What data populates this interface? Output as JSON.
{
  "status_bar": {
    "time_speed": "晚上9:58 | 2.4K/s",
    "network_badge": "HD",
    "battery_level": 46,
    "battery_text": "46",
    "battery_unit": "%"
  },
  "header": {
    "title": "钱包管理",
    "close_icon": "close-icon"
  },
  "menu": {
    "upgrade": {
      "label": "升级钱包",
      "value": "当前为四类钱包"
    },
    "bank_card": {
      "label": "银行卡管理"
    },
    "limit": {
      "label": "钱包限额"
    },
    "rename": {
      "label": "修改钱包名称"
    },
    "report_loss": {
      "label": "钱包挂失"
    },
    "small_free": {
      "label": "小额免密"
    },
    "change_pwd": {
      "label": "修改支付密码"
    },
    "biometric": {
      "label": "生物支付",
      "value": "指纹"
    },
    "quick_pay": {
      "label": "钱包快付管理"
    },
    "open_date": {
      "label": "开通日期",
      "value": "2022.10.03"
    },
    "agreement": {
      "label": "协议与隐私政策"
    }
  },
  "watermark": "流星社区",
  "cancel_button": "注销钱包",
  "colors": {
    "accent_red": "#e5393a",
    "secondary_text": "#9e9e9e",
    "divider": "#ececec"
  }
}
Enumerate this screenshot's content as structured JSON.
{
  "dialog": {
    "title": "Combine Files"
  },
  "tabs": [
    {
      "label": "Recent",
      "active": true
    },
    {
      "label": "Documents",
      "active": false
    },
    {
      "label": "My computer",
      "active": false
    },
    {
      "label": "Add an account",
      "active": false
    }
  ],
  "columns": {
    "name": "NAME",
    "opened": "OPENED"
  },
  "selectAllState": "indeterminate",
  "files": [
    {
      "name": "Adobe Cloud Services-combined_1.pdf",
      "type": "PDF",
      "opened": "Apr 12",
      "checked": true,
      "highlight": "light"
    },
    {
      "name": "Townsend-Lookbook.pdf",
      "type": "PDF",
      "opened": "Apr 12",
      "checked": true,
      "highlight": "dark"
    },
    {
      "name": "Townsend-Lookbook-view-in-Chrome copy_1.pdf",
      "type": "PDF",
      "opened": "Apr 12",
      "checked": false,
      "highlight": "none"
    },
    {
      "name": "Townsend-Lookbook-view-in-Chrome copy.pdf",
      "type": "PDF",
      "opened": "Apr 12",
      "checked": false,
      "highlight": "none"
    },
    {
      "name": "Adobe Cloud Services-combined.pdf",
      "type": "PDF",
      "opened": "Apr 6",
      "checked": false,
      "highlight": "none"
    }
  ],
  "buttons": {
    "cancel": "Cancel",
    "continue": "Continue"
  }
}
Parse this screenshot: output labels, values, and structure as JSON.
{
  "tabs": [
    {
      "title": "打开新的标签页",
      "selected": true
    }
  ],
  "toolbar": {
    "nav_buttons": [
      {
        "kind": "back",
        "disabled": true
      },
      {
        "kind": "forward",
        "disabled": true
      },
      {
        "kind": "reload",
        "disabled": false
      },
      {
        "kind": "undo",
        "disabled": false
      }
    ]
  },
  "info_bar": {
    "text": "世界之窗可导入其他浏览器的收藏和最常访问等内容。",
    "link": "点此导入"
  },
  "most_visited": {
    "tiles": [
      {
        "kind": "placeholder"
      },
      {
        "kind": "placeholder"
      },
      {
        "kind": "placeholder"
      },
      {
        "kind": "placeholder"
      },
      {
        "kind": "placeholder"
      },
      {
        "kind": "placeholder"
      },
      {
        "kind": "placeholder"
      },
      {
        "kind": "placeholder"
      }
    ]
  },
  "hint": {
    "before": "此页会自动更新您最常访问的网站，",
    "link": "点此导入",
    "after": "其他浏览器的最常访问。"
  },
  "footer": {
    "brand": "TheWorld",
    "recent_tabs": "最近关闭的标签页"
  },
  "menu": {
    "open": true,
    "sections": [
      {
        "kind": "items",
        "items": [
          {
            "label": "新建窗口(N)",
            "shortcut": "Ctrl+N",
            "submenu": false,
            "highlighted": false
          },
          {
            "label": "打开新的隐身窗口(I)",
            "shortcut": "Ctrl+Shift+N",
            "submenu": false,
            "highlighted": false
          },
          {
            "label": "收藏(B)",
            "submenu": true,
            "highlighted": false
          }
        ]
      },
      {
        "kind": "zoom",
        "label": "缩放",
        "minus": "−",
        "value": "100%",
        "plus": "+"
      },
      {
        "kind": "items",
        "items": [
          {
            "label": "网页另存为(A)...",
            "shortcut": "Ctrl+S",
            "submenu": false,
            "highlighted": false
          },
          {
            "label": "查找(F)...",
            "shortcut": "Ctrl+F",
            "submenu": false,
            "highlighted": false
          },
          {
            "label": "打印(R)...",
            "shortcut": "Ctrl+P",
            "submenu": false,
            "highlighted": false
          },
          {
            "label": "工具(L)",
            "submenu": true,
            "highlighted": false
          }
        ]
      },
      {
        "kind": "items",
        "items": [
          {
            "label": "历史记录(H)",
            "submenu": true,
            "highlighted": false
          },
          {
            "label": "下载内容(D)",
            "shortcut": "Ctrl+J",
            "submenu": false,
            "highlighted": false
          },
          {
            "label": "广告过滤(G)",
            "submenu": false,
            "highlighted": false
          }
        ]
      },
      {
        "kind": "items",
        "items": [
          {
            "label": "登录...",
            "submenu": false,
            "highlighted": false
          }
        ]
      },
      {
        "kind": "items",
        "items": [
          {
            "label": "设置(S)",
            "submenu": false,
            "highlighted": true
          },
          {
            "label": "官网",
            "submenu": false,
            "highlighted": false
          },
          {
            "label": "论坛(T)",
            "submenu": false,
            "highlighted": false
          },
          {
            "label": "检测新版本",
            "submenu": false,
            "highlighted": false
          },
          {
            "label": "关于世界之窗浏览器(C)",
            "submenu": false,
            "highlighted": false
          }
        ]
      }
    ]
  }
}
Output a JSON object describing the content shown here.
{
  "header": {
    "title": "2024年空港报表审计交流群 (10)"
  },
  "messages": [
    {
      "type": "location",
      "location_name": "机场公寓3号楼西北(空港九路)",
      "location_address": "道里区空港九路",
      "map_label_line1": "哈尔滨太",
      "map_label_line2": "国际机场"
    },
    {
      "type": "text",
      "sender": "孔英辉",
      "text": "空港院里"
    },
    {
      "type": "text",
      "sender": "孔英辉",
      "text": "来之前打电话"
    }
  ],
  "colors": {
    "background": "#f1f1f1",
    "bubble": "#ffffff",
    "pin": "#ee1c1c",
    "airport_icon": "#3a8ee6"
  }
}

========================================================================

▶ PROBLEM TO WORK ON
Return the entries in full, keeping every line exactly as it is.

▶ RESULT OF THIS EXERCISE
What data populates this interface? Output as JSON.
{
  "status_bar": {
    "time_speed": "晚上9:58 | 2.4K/s",
    "network_badge": "HD",
    "battery_level": 46,
    "battery_text": "46",
    "battery_unit": "%"
  },
  "header": {
    "title": "钱包管理",
    "close_icon": "close-icon"
  },
  "menu": {
    "upgrade": {
      "label": "升级钱包",
      "value": "当前为四类钱包"
    },
    "bank_card": {
      "label": "银行卡管理"
    },
    "limit": {
      "label": "钱包限额"
    },
    "rename": {
      "label": "修改钱包名称"
    },
    "report_loss": {
      "label": "钱包挂失"
    },
    "small_free": {
      "label": "小额免密"
    },
    "change_pwd": {
      "label": "修改支付密码"
    },
    "biometric": {
      "label": "生物支付",
      "value": "指纹"
    },
    "quick_pay": {
      "label": "钱包快付管理"
    },
    "open_date": {
      "label": "开通日期",
      "value": "2022.10.03"
    },
    "agreement": {
      "label": "协议与隐私政策"
    }
  },
  "watermark": "流星社区",
  "cancel_button": "注销钱包",
  "colors": {
    "accent_red": "#e5393a",
    "secondary_text": "#9e9e9e",
    "divider": "#ececec"
  }
}
Enumerate this screenshot's content as structured JSON.
{
  "dialog": {
    "title": "Combine Files"
  },
  "tabs": [
    {
      "label": "Recent",
      "active": true
    },
    {
      "label": "Documents",
      "active": false
    },
    {
      "label": "My computer",
      "active": false
    },
    {
      "label": "Add an account",
      "active": false
    }
  ],
  "columns": {
    "name": "NAME",
    "opened": "OPENED"
  },
  "selectAllState": "indeterminate",
  "files": [
    {
      "name": "Adobe Cloud Services-combined_1.pdf",
      "type": "PDF",
      "opened": "Apr 12",
      "checked": true,
      "highlight": "light"
    },
    {
      "name": "Townsend-Lookbook.pdf",
      "type": "PDF",
      "opened": "Apr 12",
      "checked": true,
      "highlight": "dark"
    },
    {
      "name": "Townsend-Lookbook-view-in-Chrome copy_1.pdf",
      "type": "PDF",
      "opened": "Apr 12",
      "checked": false,
      "highlight": "none"
    },
    {
      "name": "Townsend-Lookbook-view-in-Chrome copy.pdf",
      "type": "PDF",
      "opened": "Apr 12",
      "checked": false,
      "highlight": "none"
    },
    {
      "name": "Adobe Cloud Services-combined.pdf",
      "type": "PDF",
      "opened": "Apr 6",
      "checked": false,
      "highlight": "none"
    }
  ],
  "buttons": {
    "cancel": "Cancel",
    "continue": "Continue"
  }
}
Parse this screenshot: output labels, values, and structure as JSON.
{
  "tabs": [
    {
      "title": "打开新的标签页",
      "selected": true
    }
  ],
  "toolbar": {
    "nav_buttons": [
      {
        "kind": "back",
        "disabled": true
      },
      {
        "kind": "forward",
        "disabled": true
      },
      {
        "kind": "reload",
        "disabled": false
      },
      {
        "kind": "undo",
        "disabled": false
      }
    ]
  },
  "info_bar": {
    "text": "世界之窗可导入其他浏览器的收藏和最常访问等内容。",
    "link": "点此导入"
  },
  "most_visited": {
    "tiles": [
      {
        "kind": "placeholder"
      },
      {
        "kind": "placeholder"
      },
      {
        "kind": "placeholder"
      },
      {
        "kind": "placeholder"
      },
      {
        "kind": "placeholder"
      },
      {
        "kind": "placeholder"
      },
      {
        "kind": "placeholder"
      },
      {
        "kind": "placeholder"
      }
    ]
  },
  "hint": {
    "before": "此页会自动更新您最常访问的网站，",
    "link": "点此导入",
    "after": "其他浏览器的最常访问。"
  },
  "footer": {
    "brand": "TheWorld",
    "recent_tabs": "最近关闭的标签页"
  },
  "menu": {
    "open": true,
    "sections": [
      {
        "kind": "items",
        "items": [
          {
            "label": "新建窗口(N)",
            "shortcut": "Ctrl+N",
            "submenu": false,
            "highlighted": false
          },
          {
            "label": "打开新的隐身窗口(I)",
            "shortcut": "Ctrl+Shift+N",
            "submenu": false,
            "highlighted": false
          },
          {
            "label": "收藏(B)",
            "submenu": true,
            "highlighted": false
          }
        ]
      },
      {
        "kind": "zoom",
        "label": "缩放",
        "minus": "−",
        "value": "100%",
        "plus": "+"
      },
      {
        "kind": "items",
        "items": [
          {
            "label": "网页另存为(A)...",
            "shortcut": "Ctrl+S",
            "submenu": false,
            "highlighted": false
          },
          {
            "label": "查找(F)...",
            "shortcut": "Ctrl+F",
            "submenu": false,
            "highlighted": false
          },
          {
            "label": "打印(R)...",
            "shortcut": "Ctrl+P",
            "submenu": false,
            "highlighted": false
          },
          {
            "label": "工具(L)",
            "submenu": true,
            "highlighted": false
          }
        ]
      },
      {
        "kind": "items",
        "items": [
          {
            "label": "历史记录(H)",
            "submenu": true,
            "highlighted": false
          },
          {
            "label": "下载内容(D)",
            "shortcut": "Ctrl+J",
            "submenu": false,
            "highlighted": false
          },
          {
            "label": "广告过滤(G)",
            "submenu": false,
            "highlighted": false
          }
        ]
      },
      {
        "kind": "items",
        "items": [
          {
            "label": "登录...",
            "submenu": false,
            "highlighted": false
          }
        ]
      },
      {
        "kind": "items",
        "items": [
          {
            "label": "设置(S)",
            "submenu": false,
            "highlighted": true
          },
          {
            "label": "官网",
            "submenu": false,
            "highlighted": false
          },
          {
            "label": "论坛(T)",
            "submenu": false,
            "highlighted": false
          },
          {
            "label": "检测新版本",
            "submenu": false,
            "highlighted": false
          },
          {
            "label": "关于世界之窗浏览器(C)",
            "submenu": false,
            "highlighted": false
          }
        ]
      }
    ]
  }
}
Output a JSON object describing the content shown here.
{
  "header": {
    "title": "2024年空港报表审计交流群 (10)"
  },
  "messages": [
    {
      "type": "location",
      "location_name": "机场公寓3号楼西北(空港九路)",
      "location_address": "道里区空港九路",
      "map_label_line1": "哈尔滨太",
      "map_label_line2": "国际机场"
    },
    {
      "type": "text",
      "sender": "孔英辉",
      "text": "空港院里"
    },
    {
      "type": "text",
      "sender": "孔英辉",
      "text": "来之前打电话"
    }
  ],
  "colors": {
    "background": "#f1f1f1",
    "bubble": "#ffffff",
    "pin": "#ee1c1c",
    "airport_icon": "#3a8ee6"
  }
}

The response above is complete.